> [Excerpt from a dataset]
————
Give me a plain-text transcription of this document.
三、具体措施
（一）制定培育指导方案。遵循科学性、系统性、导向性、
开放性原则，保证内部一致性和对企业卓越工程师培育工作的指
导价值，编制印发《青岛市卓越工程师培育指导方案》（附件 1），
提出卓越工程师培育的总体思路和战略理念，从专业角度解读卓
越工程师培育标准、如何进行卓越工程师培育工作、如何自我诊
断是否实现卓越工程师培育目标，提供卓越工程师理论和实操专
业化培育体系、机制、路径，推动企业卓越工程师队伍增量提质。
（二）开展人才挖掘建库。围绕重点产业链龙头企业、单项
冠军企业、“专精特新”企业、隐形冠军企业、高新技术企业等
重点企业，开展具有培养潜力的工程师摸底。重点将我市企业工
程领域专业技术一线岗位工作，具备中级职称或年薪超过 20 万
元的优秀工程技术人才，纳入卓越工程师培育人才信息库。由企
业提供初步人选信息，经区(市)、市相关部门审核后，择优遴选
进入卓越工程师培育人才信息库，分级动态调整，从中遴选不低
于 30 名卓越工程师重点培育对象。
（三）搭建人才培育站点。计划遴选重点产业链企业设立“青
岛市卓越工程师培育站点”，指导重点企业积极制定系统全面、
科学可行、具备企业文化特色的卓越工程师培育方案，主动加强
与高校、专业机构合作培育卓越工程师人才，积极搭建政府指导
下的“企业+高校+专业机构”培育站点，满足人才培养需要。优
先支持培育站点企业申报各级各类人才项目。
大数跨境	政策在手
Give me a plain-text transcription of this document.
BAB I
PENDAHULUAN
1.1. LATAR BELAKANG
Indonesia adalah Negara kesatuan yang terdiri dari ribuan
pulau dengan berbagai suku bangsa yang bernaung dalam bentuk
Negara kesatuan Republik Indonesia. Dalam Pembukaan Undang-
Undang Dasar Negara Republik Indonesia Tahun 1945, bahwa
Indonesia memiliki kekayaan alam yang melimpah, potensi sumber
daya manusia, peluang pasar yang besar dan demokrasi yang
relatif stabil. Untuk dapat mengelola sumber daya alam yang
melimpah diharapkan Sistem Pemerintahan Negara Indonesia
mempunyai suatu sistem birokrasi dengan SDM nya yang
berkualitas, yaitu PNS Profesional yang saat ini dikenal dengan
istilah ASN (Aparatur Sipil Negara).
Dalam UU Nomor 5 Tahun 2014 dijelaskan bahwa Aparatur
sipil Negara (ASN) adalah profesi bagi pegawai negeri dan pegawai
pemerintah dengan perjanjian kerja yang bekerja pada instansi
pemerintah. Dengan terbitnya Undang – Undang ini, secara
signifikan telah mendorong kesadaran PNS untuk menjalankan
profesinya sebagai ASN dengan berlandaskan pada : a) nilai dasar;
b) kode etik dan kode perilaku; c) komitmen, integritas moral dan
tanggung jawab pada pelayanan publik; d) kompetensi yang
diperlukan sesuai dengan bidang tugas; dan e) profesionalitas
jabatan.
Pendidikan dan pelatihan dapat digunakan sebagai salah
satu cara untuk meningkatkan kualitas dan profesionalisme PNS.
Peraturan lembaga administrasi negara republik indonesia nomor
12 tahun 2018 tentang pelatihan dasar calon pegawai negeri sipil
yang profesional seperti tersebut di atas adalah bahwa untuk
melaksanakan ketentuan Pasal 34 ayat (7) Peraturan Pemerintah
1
————
Copy out each line of the entries that holds "Undang".

Negara kesatuan Republik Indonesia. Dalam Pembukaan Undang-
Undang Dasar Negara Republik Indonesia Tahun 1945, bahwa
pemerintah. Dengan terbitnya Undang – Undang ini, secara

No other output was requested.